§ The request: For every line in the records that has the word "text", make a copy.

= = = =

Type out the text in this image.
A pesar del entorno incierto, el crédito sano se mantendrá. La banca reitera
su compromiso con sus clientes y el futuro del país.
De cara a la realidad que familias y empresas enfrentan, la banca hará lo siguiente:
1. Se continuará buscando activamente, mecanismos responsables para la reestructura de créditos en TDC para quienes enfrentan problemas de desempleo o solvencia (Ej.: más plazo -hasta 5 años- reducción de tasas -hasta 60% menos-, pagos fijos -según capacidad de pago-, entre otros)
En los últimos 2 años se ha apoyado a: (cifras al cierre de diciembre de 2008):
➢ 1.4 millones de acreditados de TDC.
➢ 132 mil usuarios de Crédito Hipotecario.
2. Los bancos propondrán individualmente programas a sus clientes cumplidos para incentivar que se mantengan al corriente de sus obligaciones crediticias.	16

= = = =

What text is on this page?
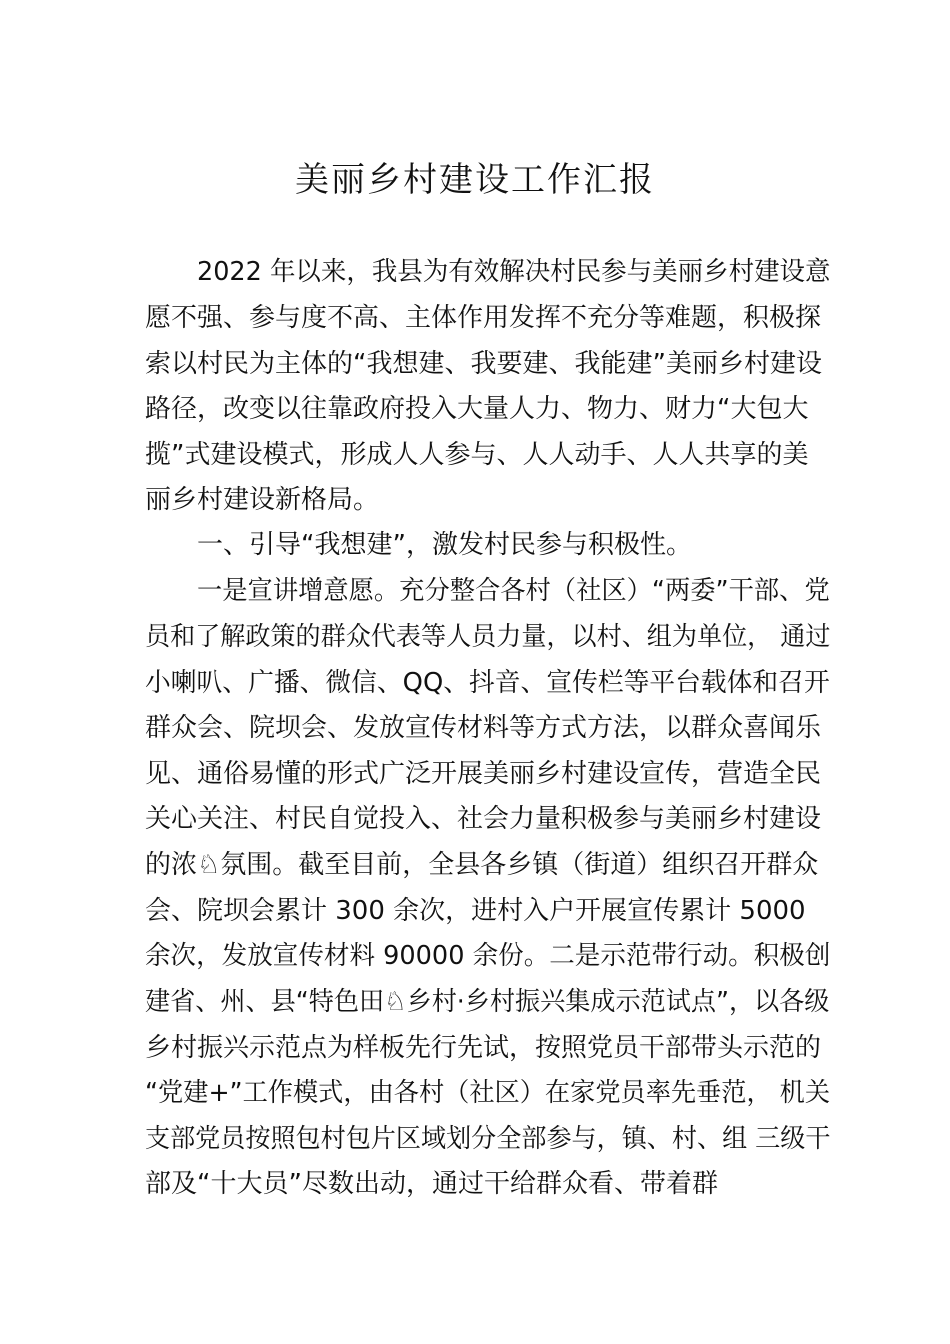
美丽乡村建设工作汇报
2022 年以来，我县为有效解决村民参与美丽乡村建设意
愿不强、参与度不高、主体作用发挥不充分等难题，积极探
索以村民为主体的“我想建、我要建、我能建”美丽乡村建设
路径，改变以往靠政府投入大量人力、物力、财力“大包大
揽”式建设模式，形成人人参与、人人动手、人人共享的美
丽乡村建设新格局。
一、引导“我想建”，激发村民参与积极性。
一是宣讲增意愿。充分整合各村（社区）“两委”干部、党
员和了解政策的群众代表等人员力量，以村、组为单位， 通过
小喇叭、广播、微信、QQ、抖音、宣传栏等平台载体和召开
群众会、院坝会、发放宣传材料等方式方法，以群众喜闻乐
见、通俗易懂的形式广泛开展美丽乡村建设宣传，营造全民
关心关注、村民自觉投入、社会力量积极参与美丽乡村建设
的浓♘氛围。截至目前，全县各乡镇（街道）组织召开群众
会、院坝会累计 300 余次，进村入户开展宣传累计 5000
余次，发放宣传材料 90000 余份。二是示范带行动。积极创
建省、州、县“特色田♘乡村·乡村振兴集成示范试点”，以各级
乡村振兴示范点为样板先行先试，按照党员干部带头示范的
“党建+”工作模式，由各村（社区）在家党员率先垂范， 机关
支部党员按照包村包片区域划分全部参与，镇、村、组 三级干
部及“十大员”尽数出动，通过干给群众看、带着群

= = = =

§ Right answer:
Type out the text in this image.
What text is on this page?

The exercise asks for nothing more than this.